By 苏剑林 | December 28, 2022
In last year's article "Transformer Upgrade Road: 2. Rotary Positional Embeddings (RoPE) that Incorporate Various Strengths," I proposed Rotary Positional Embedding (RoPE). At that time, the starting point was simply feeling that implementing relative positions through absolute positions was a "very fun thing to do," and I did not expect that its actual performance would be quite good and widely accepted. This was truly a pleasant surprise. Later, in "Transformer Upgrade Road: 4. Rotary Positional Embeddings for 2D Positions," I discussed the 2D form of RoPE and studied the general solution of RoPE expressed using matrix exponentials.
Since we have a general solution, a natural question arises: the RoPE we commonly use is just a block-diagonal matrix with 2D rotation matrices as the basic units. If we replaced it with the general solution, would the performance be theoretically better? This article aims to answer this question.
•••
List every phrase in the RoPE post that contains the word "matrix" or "matrices." This data has no connection to the RoPE post above.

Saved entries
•••
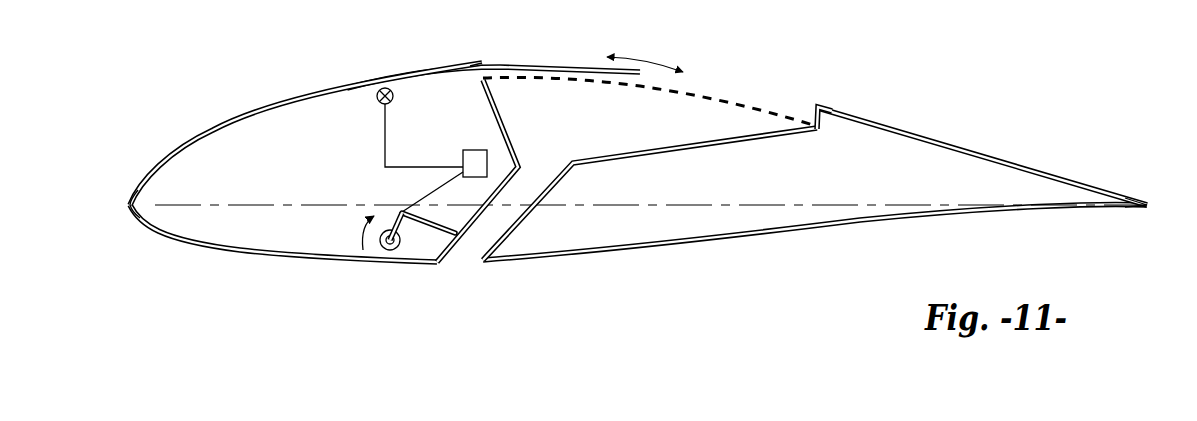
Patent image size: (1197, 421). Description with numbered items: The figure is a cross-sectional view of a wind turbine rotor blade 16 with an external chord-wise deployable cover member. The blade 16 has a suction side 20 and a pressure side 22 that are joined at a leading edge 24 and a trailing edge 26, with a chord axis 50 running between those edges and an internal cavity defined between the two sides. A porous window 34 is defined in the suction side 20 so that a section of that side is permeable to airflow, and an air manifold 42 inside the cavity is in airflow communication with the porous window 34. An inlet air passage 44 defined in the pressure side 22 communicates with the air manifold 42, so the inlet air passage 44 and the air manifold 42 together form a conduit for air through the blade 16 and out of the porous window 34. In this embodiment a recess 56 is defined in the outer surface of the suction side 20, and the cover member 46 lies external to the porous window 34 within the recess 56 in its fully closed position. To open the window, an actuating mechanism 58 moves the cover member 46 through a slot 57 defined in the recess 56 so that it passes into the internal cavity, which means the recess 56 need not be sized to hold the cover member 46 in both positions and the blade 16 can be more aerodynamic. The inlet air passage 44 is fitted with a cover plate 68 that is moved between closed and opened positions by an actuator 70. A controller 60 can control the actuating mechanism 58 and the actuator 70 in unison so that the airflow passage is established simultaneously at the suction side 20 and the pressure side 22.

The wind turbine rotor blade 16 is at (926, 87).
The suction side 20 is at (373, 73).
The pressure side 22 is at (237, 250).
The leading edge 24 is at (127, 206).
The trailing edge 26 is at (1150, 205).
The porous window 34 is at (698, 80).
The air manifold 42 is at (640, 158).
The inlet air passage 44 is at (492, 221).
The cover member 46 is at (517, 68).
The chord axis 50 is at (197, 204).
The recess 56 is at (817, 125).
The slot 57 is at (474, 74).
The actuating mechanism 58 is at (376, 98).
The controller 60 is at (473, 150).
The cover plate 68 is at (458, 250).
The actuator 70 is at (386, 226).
•••
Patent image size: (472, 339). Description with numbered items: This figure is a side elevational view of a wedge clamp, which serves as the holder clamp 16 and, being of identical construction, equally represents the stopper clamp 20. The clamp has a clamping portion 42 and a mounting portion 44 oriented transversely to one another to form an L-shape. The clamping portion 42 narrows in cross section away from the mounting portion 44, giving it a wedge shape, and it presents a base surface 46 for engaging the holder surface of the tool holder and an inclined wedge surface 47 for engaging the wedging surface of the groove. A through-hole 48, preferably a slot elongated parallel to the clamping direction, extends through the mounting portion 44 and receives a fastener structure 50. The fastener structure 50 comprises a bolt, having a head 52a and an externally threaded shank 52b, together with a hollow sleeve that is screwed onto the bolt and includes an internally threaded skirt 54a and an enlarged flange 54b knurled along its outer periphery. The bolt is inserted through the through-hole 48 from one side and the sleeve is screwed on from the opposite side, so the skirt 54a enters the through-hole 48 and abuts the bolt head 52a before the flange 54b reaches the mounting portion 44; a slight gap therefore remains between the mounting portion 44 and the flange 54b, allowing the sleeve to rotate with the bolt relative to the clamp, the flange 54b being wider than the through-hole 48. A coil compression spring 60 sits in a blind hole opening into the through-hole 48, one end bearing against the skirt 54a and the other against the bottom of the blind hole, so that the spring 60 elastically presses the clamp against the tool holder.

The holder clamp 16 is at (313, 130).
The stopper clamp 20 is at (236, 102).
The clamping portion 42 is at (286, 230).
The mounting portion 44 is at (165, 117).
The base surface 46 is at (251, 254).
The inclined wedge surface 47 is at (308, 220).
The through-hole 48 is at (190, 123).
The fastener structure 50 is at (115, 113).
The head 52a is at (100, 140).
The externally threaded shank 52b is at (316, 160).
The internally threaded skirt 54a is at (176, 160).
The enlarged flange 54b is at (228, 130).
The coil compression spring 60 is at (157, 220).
•••
# Exercise output
- matrix exponentials
- block-diagonal matrix
- 2D rotation matrices